— Begin PROVIDED RECORDS —
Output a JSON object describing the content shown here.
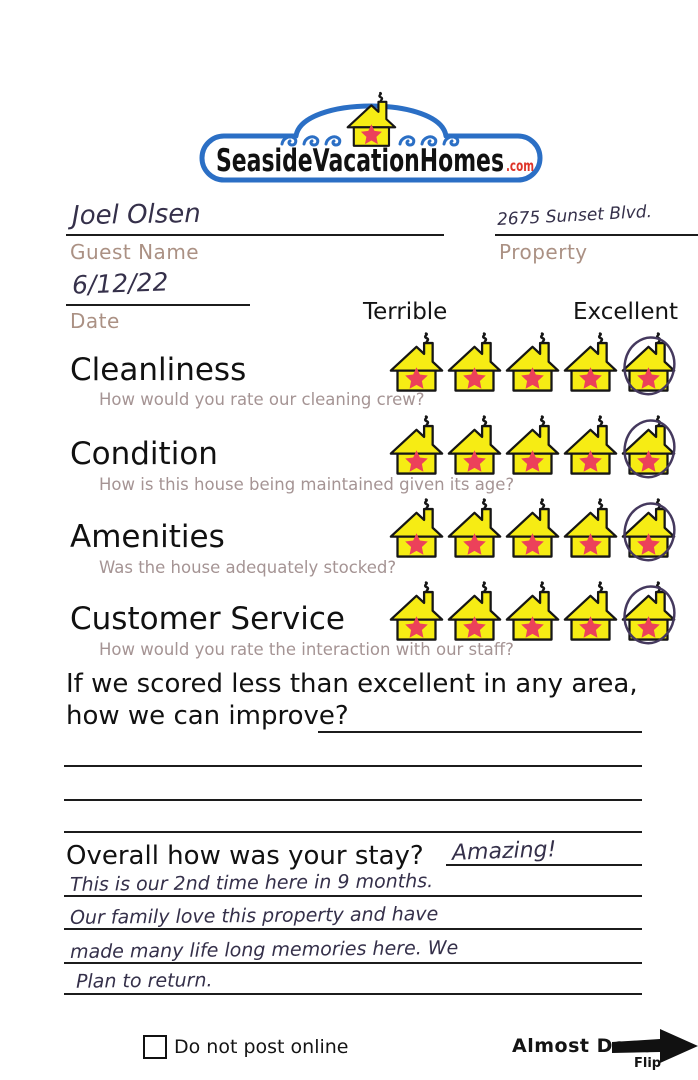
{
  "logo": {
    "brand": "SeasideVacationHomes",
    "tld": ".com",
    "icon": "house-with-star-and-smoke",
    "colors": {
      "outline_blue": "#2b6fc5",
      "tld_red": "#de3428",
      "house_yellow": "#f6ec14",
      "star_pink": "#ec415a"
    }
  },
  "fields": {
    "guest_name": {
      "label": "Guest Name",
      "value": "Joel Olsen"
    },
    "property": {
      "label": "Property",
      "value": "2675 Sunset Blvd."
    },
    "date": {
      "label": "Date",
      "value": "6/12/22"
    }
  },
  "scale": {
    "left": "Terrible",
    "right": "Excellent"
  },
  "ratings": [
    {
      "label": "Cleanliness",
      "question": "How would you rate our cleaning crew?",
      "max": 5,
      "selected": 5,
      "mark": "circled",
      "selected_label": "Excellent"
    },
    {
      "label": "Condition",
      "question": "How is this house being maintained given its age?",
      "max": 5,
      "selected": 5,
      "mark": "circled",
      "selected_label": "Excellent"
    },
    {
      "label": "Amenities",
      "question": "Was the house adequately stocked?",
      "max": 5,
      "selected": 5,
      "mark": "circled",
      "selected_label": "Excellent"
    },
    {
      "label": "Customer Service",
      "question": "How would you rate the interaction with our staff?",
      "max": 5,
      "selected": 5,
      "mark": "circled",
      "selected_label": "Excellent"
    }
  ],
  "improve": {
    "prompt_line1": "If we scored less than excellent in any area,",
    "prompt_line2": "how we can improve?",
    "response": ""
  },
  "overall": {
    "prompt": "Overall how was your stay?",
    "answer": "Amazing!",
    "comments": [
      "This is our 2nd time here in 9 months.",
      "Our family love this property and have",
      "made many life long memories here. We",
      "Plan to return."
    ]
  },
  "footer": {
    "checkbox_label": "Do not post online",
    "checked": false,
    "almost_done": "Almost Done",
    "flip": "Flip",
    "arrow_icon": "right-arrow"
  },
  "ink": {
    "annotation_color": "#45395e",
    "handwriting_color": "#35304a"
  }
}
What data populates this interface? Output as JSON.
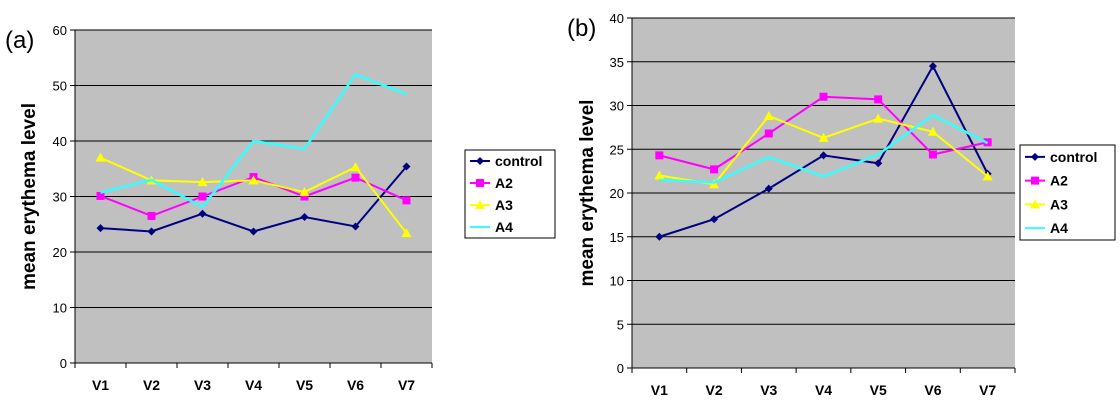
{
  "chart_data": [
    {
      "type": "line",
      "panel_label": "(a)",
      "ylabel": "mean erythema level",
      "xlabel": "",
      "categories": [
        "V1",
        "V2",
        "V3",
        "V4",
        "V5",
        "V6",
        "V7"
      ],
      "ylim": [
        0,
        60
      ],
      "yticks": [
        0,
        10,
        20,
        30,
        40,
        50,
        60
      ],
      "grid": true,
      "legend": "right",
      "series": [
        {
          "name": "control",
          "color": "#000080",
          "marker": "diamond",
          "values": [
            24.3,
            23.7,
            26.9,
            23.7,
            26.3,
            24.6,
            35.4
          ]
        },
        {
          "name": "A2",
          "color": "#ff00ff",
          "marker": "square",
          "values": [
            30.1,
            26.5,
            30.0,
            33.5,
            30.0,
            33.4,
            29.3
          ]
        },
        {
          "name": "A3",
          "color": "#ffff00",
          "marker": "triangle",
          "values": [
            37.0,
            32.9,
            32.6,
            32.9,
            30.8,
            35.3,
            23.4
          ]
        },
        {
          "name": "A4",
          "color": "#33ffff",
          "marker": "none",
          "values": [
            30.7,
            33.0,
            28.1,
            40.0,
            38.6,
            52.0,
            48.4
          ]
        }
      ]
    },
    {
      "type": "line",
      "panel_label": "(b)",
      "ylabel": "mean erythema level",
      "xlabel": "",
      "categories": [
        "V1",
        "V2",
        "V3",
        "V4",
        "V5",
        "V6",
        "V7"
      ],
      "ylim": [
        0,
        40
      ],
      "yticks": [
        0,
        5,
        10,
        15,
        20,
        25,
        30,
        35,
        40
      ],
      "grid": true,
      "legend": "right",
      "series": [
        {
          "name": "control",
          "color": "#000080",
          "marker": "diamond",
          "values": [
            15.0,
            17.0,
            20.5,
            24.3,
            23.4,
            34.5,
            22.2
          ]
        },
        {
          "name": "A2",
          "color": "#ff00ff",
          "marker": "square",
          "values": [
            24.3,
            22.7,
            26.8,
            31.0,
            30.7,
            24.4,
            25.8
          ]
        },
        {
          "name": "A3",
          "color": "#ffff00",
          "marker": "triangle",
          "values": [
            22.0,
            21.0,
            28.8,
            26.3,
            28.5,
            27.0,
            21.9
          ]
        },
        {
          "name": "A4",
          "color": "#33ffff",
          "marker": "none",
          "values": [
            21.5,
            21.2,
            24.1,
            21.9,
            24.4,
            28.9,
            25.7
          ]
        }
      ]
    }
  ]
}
— End PROVIDED RECORDS —
WHAT NEEDS TO BE DONE:
In the lines above, locate the string "question". Copy every line where it occurs.

THE RESULT:
      "question": "How would you rate our cleaning crew?",
      "question": "How is this house being maintained given its age?",
      "question": "Was the house adequately stocked?",
      "question": "How would you rate the interaction with our staff?",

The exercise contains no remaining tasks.